[Problem statement]: Scan the listing below. Report each line that includes "сплавы".

↓

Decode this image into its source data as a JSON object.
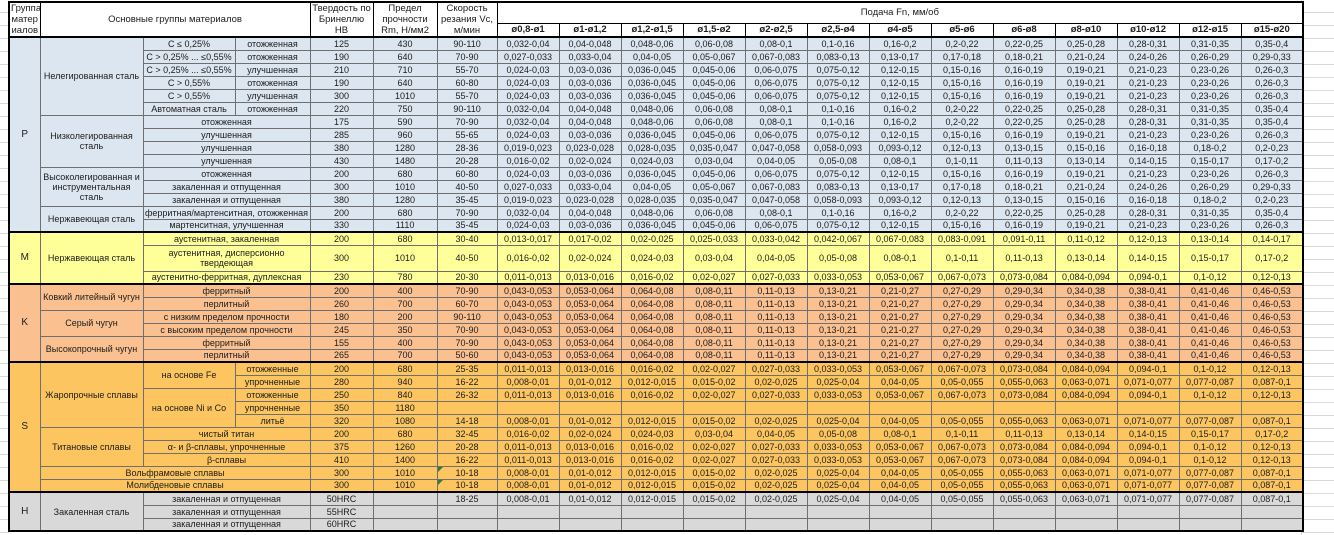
{
  "header": {
    "group": "Группа матер иалов",
    "materials": "Основные группы материалов",
    "hardness": "Твердость по Бринеллю HB",
    "strength": "Предел прочности Rm, Н/мм2",
    "speed": "Скорость резания Vc, м/мин",
    "feed": "Подача Fn, мм/об",
    "diameters": [
      "ø0,8-ø1",
      "ø1-ø1,2",
      "ø1,2-ø1,5",
      "ø1,5-ø2",
      "ø2-ø2,5",
      "ø2,5-ø4",
      "ø4-ø5",
      "ø5-ø6",
      "ø6-ø8",
      "ø8-ø10",
      "ø10-ø12",
      "ø12-ø15",
      "ø15-ø20"
    ]
  },
  "feed_patterns": {
    "A": [
      "0,032-0,04",
      "0,04-0,048",
      "0,048-0,06",
      "0,06-0,08",
      "0,08-0,1",
      "0,1-0,16",
      "0,16-0,2",
      "0,2-0,22",
      "0,22-0,25",
      "0,25-0,28",
      "0,28-0,31",
      "0,31-0,35",
      "0,35-0,4"
    ],
    "B": [
      "0,027-0,033",
      "0,033-0,04",
      "0,04-0,05",
      "0,05-0,067",
      "0,067-0,083",
      "0,083-0,13",
      "0,13-0,17",
      "0,17-0,18",
      "0,18-0,21",
      "0,21-0,24",
      "0,24-0,26",
      "0,26-0,29",
      "0,29-0,33"
    ],
    "C": [
      "0,024-0,03",
      "0,03-0,036",
      "0,036-0,045",
      "0,045-0,06",
      "0,06-0,075",
      "0,075-0,12",
      "0,12-0,15",
      "0,15-0,16",
      "0,16-0,19",
      "0,19-0,21",
      "0,21-0,23",
      "0,23-0,26",
      "0,26-0,3"
    ],
    "D": [
      "0,019-0,023",
      "0,023-0,028",
      "0,028-0,035",
      "0,035-0,047",
      "0,047-0,058",
      "0,058-0,093",
      "0,093-0,12",
      "0,12-0,13",
      "0,13-0,15",
      "0,15-0,16",
      "0,16-0,18",
      "0,18-0,2",
      "0,2-0,23"
    ],
    "E": [
      "0,016-0,02",
      "0,02-0,024",
      "0,024-0,03",
      "0,03-0,04",
      "0,04-0,05",
      "0,05-0,08",
      "0,08-0,1",
      "0,1-0,11",
      "0,11-0,13",
      "0,13-0,14",
      "0,14-0,15",
      "0,15-0,17",
      "0,17-0,2"
    ],
    "F": [
      "0,013-0,017",
      "0,017-0,02",
      "0,02-0,025",
      "0,025-0,033",
      "0,033-0,042",
      "0,042-0,067",
      "0,067-0,083",
      "0,083-0,091",
      "0,091-0,11",
      "0,11-0,12",
      "0,12-0,13",
      "0,13-0,14",
      "0,14-0,17"
    ],
    "G": [
      "0,011-0,013",
      "0,013-0,016",
      "0,016-0,02",
      "0,02-0,027",
      "0,027-0,033",
      "0,033-0,053",
      "0,053-0,067",
      "0,067-0,073",
      "0,073-0,084",
      "0,084-0,094",
      "0,094-0,1",
      "0,1-0,12",
      "0,12-0,13"
    ],
    "K": [
      "0,043-0,053",
      "0,053-0,064",
      "0,064-0,08",
      "0,08-0,11",
      "0,11-0,13",
      "0,13-0,21",
      "0,21-0,27",
      "0,27-0,29",
      "0,29-0,34",
      "0,34-0,38",
      "0,38-0,41",
      "0,41-0,46",
      "0,46-0,53"
    ],
    "H": [
      "0,008-0,01",
      "0,01-0,012",
      "0,012-0,015",
      "0,015-0,02",
      "0,02-0,025",
      "0,025-0,04",
      "0,04-0,05",
      "0,05-0,055",
      "0,055-0,063",
      "0,063-0,071",
      "0,071-0,077",
      "0,077-0,087",
      "0,087-0,1"
    ]
  },
  "groups": [
    {
      "letter": "P",
      "color": "#dce6f1",
      "rows": [
        {
          "mat": [
            {
              "t": "Нелегированная сталь",
              "rs": 6
            },
            {
              "t": "C ≤ 0,25%"
            },
            {
              "t": "отожженная"
            }
          ],
          "hb": "125",
          "rm": "430",
          "vc": "90-110",
          "fp": "A"
        },
        {
          "mat": [
            {
              "t": "C > 0,25% ... ≤0,55%"
            },
            {
              "t": "отожженная"
            }
          ],
          "hb": "190",
          "rm": "640",
          "vc": "70-90",
          "fp": "B"
        },
        {
          "mat": [
            {
              "t": "C > 0,25% ... ≤0,55%"
            },
            {
              "t": "улучшенная"
            }
          ],
          "hb": "210",
          "rm": "710",
          "vc": "55-70",
          "fp": "C"
        },
        {
          "mat": [
            {
              "t": "C > 0,55%"
            },
            {
              "t": "отожженная"
            }
          ],
          "hb": "190",
          "rm": "640",
          "vc": "60-80",
          "fp": "C"
        },
        {
          "mat": [
            {
              "t": "C > 0,55%"
            },
            {
              "t": "улучшенная"
            }
          ],
          "hb": "300",
          "rm": "1010",
          "vc": "55-70",
          "fp": "C"
        },
        {
          "mat": [
            {
              "t": "Автоматная сталь"
            },
            {
              "t": "отожженная"
            }
          ],
          "hb": "220",
          "rm": "750",
          "vc": "90-110",
          "fp": "A"
        },
        {
          "mat": [
            {
              "t": "Низколегированная сталь",
              "rs": 4
            },
            {
              "t": "отожженная",
              "cs": 2
            }
          ],
          "hb": "175",
          "rm": "590",
          "vc": "70-90",
          "fp": "A"
        },
        {
          "mat": [
            {
              "t": "улучшенная",
              "cs": 2
            }
          ],
          "hb": "285",
          "rm": "960",
          "vc": "55-65",
          "fp": "C"
        },
        {
          "mat": [
            {
              "t": "улучшенная",
              "cs": 2
            }
          ],
          "hb": "380",
          "rm": "1280",
          "vc": "28-36",
          "fp": "D"
        },
        {
          "mat": [
            {
              "t": "улучшенная",
              "cs": 2
            }
          ],
          "hb": "430",
          "rm": "1480",
          "vc": "20-28",
          "fp": "E"
        },
        {
          "mat": [
            {
              "t": "Высоколегированная и инструментальная сталь",
              "rs": 3
            },
            {
              "t": "отожженная",
              "cs": 2
            }
          ],
          "hb": "200",
          "rm": "680",
          "vc": "60-80",
          "fp": "C"
        },
        {
          "mat": [
            {
              "t": "закаленная и отпущенная",
              "cs": 2
            }
          ],
          "hb": "300",
          "rm": "1010",
          "vc": "40-50",
          "fp": "B"
        },
        {
          "mat": [
            {
              "t": "закаленная и отпущенная",
              "cs": 2
            }
          ],
          "hb": "380",
          "rm": "1280",
          "vc": "35-45",
          "fp": "D"
        },
        {
          "mat": [
            {
              "t": "Нержавеющая сталь",
              "rs": 2
            },
            {
              "t": "ферритная/мартенситная, отожженная",
              "cs": 2
            }
          ],
          "hb": "200",
          "rm": "680",
          "vc": "70-90",
          "fp": "A"
        },
        {
          "mat": [
            {
              "t": "мартенситная, улучшенная",
              "cs": 2
            }
          ],
          "hb": "330",
          "rm": "1110",
          "vc": "35-45",
          "fp": "C"
        }
      ]
    },
    {
      "letter": "M",
      "color": "#ffff99",
      "rows": [
        {
          "mat": [
            {
              "t": "Нержавеющая сталь",
              "rs": 3
            },
            {
              "t": "аустенитная, закаленная",
              "cs": 2
            }
          ],
          "hb": "200",
          "rm": "680",
          "vc": "30-40",
          "fp": "F"
        },
        {
          "mat": [
            {
              "t": "аустенитная, дисперсионно твердеющая",
              "cs": 2
            }
          ],
          "hb": "300",
          "rm": "1010",
          "vc": "40-50",
          "fp": "E",
          "tall": true
        },
        {
          "mat": [
            {
              "t": "аустенитно-ферритная, дуплексная",
              "cs": 2
            }
          ],
          "hb": "230",
          "rm": "780",
          "vc": "20-30",
          "fp": "G"
        }
      ]
    },
    {
      "letter": "K",
      "color": "#fac090",
      "rows": [
        {
          "mat": [
            {
              "t": "Ковкий литейный чугун",
              "rs": 2
            },
            {
              "t": "ферритный",
              "cs": 2
            }
          ],
          "hb": "200",
          "rm": "400",
          "vc": "70-90",
          "fp": "K"
        },
        {
          "mat": [
            {
              "t": "перлитный",
              "cs": 2
            }
          ],
          "hb": "260",
          "rm": "700",
          "vc": "60-70",
          "fp": "K"
        },
        {
          "mat": [
            {
              "t": "Серый чугун",
              "rs": 2
            },
            {
              "t": "с низким пределом прочности",
              "cs": 2
            }
          ],
          "hb": "180",
          "rm": "200",
          "vc": "90-110",
          "fp": "K"
        },
        {
          "mat": [
            {
              "t": "с высоким пределом прочности",
              "cs": 2
            }
          ],
          "hb": "245",
          "rm": "350",
          "vc": "70-90",
          "fp": "K"
        },
        {
          "mat": [
            {
              "t": "Высокопрочный чугун",
              "rs": 2
            },
            {
              "t": "ферритный",
              "cs": 2
            }
          ],
          "hb": "155",
          "rm": "400",
          "vc": "70-90",
          "fp": "K"
        },
        {
          "mat": [
            {
              "t": "перлитный",
              "cs": 2
            }
          ],
          "hb": "265",
          "rm": "700",
          "vc": "50-60",
          "fp": "K"
        }
      ]
    },
    {
      "letter": "S",
      "color": "#fcc55f",
      "rows": [
        {
          "mat": [
            {
              "t": "Жаропрочные сплавы",
              "rs": 5
            },
            {
              "t": "на основе Fe",
              "rs": 2
            },
            {
              "t": "отожженные"
            }
          ],
          "hb": "200",
          "rm": "680",
          "vc": "25-35",
          "fp": "G"
        },
        {
          "mat": [
            {
              "t": "упрочненные"
            }
          ],
          "hb": "280",
          "rm": "940",
          "vc": "16-22",
          "fp": "H"
        },
        {
          "mat": [
            {
              "t": "на основе Ni и Co",
              "rs": 3
            },
            {
              "t": "отожженные"
            }
          ],
          "hb": "250",
          "rm": "840",
          "vc": "26-32",
          "fp": "G"
        },
        {
          "mat": [
            {
              "t": "упрочненные"
            }
          ],
          "hb": "350",
          "rm": "1180",
          "vc": "",
          "fp": ""
        },
        {
          "mat": [
            {
              "t": "литьё"
            }
          ],
          "hb": "320",
          "rm": "1080",
          "vc": "14-18",
          "fp": "H"
        },
        {
          "mat": [
            {
              "t": "Титановые сплавы",
              "rs": 3
            },
            {
              "t": "чистый титан",
              "cs": 2
            }
          ],
          "hb": "200",
          "rm": "680",
          "vc": "32-45",
          "fp": "E"
        },
        {
          "mat": [
            {
              "t": "α- и β-сплавы, упрочненные",
              "cs": 2
            }
          ],
          "hb": "375",
          "rm": "1260",
          "vc": "20-28",
          "fp": "G"
        },
        {
          "mat": [
            {
              "t": "β-сплавы",
              "cs": 2
            }
          ],
          "hb": "410",
          "rm": "1400",
          "vc": "16-22",
          "fp": "G"
        },
        {
          "mat": [
            {
              "t": "Вольфрамовые сплавы",
              "cs": 3
            }
          ],
          "hb": "300",
          "rm": "1010",
          "vc": "10-18",
          "fp": "H",
          "flag": true
        },
        {
          "mat": [
            {
              "t": "Молибденовые сплавы",
              "cs": 3
            }
          ],
          "hb": "300",
          "rm": "1010",
          "vc": "10-18",
          "fp": "H",
          "flag": true
        }
      ]
    },
    {
      "letter": "H",
      "color": "#d9d9d9",
      "rows": [
        {
          "mat": [
            {
              "t": "Закаленная сталь",
              "rs": 3
            },
            {
              "t": "закаленная и отпущенная",
              "cs": 2
            }
          ],
          "hb": "50HRC",
          "rm": "",
          "vc": "18-25",
          "fp": "H"
        },
        {
          "mat": [
            {
              "t": "закаленная и отпущенная",
              "cs": 2
            }
          ],
          "hb": "55HRC",
          "rm": "",
          "vc": "",
          "fp": ""
        },
        {
          "mat": [
            {
              "t": "закаленная и отпущенная",
              "cs": 2
            }
          ],
          "hb": "60HRC",
          "rm": "",
          "vc": "",
          "fp": ""
        }
      ]
    }
  ]
}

↑

[Exercise solution]:
              "t": "Жаропрочные сплавы",
              "t": "Титановые сплавы",
              "t": "α- и β-сплавы, упрочненные",
              "t": "β-сплавы",
              "t": "Вольфрамовые сплавы",
              "t": "Молибденовые сплавы",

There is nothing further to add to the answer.